▸ MATERIAL FOR THE TASK
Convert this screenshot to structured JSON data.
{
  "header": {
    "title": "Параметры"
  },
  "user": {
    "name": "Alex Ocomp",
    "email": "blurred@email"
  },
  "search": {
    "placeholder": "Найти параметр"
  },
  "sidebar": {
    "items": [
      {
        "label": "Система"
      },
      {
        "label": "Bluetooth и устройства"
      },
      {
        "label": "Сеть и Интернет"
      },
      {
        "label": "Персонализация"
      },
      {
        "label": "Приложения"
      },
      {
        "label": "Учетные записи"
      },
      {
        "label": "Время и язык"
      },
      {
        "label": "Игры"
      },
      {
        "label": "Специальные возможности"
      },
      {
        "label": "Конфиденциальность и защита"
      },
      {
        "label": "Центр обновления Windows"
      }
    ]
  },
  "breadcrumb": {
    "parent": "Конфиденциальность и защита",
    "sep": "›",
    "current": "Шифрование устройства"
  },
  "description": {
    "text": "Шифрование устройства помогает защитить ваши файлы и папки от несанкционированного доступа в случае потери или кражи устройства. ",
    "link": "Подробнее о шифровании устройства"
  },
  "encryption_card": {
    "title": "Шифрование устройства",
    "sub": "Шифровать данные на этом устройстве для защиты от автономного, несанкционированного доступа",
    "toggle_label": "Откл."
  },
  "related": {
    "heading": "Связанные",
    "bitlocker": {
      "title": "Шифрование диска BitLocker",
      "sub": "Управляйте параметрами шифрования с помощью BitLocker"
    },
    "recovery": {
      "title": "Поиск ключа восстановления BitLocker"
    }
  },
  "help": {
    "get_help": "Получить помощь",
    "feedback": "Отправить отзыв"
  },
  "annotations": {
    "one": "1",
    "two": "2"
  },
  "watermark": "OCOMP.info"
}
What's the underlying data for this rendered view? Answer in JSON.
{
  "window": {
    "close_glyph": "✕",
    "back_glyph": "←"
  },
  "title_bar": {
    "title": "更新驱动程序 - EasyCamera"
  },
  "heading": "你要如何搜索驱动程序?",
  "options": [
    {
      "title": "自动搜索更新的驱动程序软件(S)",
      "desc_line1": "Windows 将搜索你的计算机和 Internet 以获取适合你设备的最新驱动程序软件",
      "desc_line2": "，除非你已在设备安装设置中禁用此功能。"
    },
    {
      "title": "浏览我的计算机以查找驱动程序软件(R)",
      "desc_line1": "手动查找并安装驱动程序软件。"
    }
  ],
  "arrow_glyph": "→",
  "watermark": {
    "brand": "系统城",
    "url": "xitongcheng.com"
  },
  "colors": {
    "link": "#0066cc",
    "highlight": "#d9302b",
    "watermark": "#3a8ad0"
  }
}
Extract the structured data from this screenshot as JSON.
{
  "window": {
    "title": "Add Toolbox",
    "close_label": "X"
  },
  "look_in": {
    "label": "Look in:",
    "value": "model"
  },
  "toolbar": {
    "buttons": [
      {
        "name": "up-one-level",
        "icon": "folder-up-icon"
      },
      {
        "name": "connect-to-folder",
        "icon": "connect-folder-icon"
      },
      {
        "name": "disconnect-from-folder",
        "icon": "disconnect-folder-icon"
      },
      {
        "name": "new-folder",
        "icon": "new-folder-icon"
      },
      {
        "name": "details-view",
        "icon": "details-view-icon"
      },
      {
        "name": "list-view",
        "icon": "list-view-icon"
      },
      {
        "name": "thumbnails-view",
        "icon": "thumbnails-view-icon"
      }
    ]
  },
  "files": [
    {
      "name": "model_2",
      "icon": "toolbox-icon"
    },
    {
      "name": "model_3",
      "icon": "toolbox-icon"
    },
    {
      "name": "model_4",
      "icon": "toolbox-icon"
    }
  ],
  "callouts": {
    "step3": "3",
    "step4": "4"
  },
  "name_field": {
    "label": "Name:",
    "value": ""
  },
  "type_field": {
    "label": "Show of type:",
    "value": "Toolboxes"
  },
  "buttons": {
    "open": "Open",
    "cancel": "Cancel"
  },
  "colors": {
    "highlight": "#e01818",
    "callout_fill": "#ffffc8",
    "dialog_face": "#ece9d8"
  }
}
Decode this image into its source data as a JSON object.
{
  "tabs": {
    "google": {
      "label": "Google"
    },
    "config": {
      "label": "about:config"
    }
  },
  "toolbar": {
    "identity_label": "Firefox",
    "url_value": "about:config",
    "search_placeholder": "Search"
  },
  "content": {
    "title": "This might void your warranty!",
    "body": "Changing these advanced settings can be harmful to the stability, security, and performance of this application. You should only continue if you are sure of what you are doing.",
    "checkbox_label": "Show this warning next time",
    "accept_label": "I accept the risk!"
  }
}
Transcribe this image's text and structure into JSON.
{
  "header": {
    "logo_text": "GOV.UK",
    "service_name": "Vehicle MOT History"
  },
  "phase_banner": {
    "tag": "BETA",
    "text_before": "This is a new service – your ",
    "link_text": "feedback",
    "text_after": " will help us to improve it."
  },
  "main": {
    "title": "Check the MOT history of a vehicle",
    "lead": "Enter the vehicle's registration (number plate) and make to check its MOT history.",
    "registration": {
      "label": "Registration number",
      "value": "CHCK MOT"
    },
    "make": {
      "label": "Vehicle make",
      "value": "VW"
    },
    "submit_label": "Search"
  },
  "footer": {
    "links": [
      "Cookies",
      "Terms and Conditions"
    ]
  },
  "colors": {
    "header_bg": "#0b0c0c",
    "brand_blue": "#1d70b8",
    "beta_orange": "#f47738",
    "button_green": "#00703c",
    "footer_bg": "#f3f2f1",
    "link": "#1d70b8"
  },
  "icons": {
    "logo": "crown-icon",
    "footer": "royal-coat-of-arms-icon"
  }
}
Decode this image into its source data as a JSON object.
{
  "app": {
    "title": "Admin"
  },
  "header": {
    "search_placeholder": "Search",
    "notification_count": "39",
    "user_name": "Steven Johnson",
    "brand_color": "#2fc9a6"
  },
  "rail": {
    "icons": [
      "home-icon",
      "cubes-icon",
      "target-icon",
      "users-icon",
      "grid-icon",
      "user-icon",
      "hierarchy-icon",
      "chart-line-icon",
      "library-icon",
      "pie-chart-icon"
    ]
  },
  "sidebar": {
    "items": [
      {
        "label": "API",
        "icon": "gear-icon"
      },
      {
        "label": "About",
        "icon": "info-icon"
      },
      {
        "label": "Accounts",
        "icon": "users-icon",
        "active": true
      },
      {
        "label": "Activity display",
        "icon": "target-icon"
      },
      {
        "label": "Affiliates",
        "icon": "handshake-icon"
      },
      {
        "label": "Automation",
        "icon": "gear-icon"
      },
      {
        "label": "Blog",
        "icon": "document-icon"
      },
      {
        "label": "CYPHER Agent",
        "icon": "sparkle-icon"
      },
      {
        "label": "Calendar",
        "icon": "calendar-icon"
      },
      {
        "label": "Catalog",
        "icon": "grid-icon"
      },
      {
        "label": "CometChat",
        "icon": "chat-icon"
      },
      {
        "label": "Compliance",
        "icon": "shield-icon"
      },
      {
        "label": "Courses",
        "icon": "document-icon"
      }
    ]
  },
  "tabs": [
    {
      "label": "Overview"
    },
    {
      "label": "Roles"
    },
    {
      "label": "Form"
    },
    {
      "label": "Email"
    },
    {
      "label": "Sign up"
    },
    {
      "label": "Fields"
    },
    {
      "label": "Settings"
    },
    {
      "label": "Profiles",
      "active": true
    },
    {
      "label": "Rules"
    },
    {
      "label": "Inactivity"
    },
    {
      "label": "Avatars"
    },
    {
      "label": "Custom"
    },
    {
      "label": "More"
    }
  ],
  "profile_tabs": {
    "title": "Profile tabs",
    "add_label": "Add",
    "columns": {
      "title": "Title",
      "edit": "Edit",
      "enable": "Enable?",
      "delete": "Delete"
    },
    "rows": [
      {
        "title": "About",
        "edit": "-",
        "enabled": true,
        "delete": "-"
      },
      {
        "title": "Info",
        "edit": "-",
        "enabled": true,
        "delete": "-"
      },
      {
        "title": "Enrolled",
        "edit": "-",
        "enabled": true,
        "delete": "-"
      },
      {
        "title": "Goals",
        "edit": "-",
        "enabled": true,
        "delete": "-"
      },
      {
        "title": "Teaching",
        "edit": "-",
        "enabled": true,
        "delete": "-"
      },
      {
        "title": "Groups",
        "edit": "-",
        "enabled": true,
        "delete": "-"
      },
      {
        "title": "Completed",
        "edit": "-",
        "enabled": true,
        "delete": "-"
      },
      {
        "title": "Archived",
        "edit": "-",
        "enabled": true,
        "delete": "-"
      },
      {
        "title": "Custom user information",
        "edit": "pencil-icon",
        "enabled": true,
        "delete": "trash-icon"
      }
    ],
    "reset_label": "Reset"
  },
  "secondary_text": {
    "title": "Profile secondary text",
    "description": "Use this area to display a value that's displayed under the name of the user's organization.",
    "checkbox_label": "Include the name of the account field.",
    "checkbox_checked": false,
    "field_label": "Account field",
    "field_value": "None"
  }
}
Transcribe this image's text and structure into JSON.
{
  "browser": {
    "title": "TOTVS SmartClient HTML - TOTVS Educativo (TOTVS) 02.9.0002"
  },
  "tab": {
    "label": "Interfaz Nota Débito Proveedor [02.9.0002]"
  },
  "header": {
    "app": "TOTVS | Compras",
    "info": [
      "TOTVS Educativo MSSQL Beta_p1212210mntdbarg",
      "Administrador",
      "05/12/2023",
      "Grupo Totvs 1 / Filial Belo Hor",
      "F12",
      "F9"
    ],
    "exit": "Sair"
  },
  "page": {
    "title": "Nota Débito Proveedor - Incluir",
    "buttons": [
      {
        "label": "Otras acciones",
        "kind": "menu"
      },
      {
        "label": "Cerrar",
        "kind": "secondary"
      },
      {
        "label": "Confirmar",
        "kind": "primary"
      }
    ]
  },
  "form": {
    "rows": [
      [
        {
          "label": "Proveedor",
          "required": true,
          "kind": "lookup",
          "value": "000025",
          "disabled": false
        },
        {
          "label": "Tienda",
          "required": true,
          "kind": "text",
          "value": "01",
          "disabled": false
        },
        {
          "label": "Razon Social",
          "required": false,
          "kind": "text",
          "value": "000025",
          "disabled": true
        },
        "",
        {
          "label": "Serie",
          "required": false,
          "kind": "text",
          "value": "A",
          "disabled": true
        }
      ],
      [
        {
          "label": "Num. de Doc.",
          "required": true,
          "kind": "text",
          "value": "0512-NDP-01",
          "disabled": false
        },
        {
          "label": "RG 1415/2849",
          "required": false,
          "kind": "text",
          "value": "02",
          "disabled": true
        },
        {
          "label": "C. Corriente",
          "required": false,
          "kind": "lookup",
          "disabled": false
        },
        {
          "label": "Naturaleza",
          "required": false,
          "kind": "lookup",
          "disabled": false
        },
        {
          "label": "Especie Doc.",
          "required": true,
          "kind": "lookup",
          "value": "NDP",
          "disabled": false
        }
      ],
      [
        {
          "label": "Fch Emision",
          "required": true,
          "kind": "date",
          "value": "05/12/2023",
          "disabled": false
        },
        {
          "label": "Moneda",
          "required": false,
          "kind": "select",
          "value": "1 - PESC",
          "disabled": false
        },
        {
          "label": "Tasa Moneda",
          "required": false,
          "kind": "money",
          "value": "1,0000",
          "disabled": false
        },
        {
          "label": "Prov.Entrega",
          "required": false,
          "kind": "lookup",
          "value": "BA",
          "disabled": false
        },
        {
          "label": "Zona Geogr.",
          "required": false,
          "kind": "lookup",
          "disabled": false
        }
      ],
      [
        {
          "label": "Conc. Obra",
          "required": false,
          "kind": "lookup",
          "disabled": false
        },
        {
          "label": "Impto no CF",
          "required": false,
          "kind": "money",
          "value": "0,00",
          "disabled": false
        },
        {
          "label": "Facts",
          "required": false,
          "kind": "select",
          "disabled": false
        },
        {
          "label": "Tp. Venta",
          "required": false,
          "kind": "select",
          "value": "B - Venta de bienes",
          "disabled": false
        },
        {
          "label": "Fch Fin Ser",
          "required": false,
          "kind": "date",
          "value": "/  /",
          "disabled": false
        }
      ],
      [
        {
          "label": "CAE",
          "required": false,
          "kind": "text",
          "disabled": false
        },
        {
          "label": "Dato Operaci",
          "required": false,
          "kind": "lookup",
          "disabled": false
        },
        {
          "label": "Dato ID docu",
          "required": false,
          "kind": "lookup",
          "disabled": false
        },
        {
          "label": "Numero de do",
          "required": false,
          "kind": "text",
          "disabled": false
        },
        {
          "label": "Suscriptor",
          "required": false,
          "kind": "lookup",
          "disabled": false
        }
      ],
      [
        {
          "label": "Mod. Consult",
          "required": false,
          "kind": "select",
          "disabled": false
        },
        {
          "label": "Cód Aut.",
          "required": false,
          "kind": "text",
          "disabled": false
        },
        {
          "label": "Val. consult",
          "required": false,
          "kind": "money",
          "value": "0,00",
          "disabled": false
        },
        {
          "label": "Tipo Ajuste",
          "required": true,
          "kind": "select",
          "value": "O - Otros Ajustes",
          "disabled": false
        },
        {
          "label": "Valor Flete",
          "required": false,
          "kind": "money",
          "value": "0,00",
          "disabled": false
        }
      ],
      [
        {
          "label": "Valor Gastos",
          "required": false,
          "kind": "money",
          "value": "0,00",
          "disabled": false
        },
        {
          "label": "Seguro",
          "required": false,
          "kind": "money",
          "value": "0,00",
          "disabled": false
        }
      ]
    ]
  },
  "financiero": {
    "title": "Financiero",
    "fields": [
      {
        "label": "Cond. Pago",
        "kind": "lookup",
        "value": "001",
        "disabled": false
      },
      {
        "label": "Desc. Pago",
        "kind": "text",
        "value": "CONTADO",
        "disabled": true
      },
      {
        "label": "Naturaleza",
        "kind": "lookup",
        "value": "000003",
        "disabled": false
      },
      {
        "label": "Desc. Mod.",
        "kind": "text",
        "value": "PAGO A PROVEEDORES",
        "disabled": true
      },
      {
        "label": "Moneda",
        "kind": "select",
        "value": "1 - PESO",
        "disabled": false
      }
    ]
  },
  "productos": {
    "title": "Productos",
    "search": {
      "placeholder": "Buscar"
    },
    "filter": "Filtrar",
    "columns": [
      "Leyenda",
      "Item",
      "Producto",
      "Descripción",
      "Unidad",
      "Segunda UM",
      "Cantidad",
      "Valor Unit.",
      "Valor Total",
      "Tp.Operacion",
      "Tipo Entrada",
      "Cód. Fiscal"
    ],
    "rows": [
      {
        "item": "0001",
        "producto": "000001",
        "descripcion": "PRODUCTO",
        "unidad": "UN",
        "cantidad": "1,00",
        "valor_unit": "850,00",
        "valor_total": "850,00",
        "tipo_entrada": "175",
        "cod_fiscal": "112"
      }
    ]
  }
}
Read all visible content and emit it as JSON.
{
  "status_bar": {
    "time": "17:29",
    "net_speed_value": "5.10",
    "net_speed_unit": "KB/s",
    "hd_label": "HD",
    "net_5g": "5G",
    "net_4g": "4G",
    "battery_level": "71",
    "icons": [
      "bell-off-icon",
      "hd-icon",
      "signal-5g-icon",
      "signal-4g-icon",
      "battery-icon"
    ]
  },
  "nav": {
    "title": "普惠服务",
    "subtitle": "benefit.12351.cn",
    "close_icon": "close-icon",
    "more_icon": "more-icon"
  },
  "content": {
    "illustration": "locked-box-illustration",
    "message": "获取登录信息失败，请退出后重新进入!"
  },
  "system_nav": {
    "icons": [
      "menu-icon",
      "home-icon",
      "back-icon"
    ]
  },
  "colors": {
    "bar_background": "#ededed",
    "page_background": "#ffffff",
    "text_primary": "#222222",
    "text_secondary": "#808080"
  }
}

▸ REQUIREMENT
Go through the records line by line and count those containing the string "folder". Give only the total.

▸ SOLUTION
7